- [ENTRIES PROVIDED]
····················

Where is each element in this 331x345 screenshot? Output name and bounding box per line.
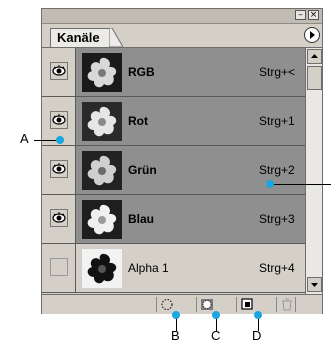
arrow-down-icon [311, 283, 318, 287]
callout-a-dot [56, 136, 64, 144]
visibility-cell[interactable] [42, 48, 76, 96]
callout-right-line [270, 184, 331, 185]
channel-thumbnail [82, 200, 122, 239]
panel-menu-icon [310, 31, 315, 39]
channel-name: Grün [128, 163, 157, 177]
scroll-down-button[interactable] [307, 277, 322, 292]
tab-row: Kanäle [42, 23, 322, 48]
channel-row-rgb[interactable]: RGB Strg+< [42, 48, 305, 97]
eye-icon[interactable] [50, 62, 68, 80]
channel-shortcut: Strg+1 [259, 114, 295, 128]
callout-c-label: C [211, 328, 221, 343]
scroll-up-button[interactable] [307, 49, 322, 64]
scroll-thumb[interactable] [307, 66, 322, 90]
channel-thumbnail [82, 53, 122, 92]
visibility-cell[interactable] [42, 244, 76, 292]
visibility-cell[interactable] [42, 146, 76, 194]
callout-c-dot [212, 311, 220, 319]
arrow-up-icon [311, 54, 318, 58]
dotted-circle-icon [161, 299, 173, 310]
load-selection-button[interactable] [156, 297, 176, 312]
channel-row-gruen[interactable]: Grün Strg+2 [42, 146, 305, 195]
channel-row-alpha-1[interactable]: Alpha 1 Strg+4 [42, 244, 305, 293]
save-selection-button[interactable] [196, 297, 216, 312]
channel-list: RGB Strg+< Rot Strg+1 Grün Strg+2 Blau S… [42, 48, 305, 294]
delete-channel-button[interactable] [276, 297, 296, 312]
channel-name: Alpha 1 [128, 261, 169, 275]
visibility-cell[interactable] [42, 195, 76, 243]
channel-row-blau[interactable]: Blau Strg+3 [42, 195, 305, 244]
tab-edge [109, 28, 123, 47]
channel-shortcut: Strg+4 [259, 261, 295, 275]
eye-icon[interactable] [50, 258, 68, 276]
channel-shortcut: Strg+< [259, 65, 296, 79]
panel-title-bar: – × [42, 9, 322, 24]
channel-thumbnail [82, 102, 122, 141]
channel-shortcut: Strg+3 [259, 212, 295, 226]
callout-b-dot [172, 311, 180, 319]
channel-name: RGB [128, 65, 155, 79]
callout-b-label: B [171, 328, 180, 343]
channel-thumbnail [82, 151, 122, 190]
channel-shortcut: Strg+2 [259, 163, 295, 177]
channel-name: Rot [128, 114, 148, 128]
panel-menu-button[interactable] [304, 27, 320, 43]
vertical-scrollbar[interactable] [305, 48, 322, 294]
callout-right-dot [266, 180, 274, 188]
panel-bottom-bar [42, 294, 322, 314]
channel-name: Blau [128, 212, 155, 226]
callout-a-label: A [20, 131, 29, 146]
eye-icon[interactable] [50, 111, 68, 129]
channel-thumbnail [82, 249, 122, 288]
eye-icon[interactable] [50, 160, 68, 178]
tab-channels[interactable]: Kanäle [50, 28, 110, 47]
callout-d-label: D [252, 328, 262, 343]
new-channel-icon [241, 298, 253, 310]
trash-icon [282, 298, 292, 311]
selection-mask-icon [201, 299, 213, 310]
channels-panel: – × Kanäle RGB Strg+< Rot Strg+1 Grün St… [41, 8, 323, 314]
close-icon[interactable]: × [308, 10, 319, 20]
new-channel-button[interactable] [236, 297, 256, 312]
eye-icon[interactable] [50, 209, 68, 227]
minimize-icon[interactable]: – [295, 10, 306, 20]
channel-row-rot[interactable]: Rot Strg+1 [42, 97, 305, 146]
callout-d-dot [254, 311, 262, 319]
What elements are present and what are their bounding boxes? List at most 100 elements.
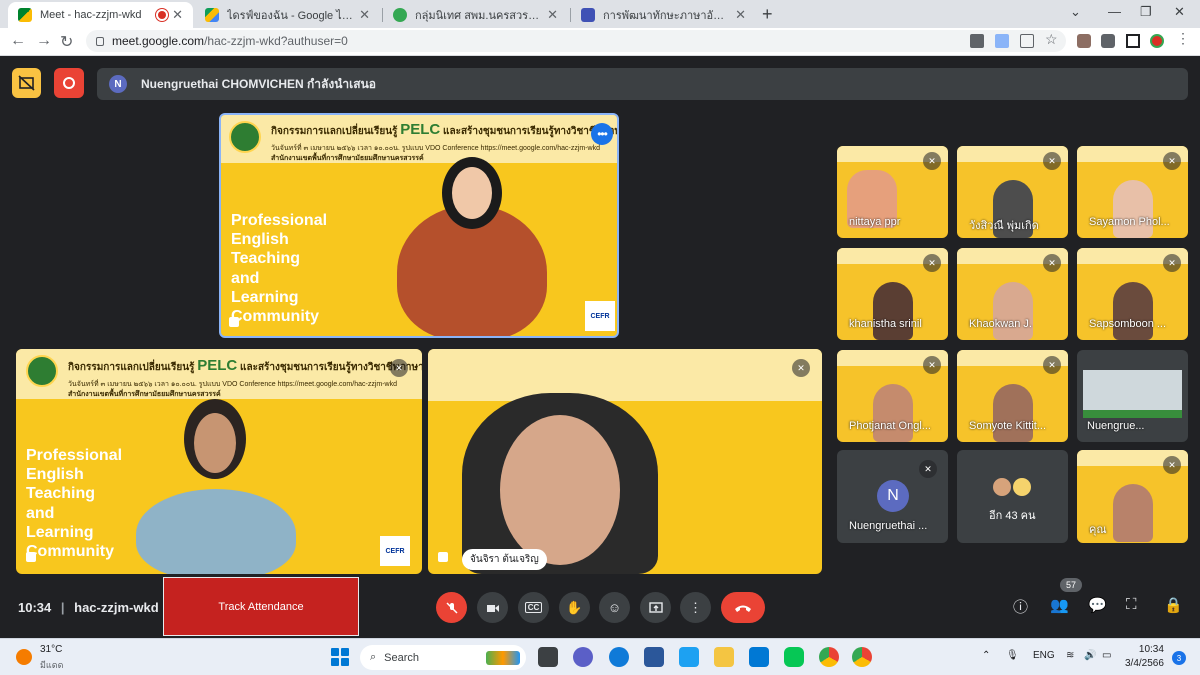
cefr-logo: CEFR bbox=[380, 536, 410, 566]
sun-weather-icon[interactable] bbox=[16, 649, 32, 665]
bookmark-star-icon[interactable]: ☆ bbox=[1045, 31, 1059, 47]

····················

- [EXERCISE PROMPT]
Rename "bbox" to "box" in the stretch of the records from the line containing "cefr-logo: CEFR bbox=[380, 536, 410, 566]" through the end of the records, and write out only those lines again with everything else left as it is.

- [PROBLEM SOLUTION]
cefr-logo: CEFR box=[380, 536, 410, 566]
sun-weather-icon[interactable] box=[16, 649, 32, 665]
bookmark-star-icon[interactable]: ☆ box=[1045, 31, 1059, 47]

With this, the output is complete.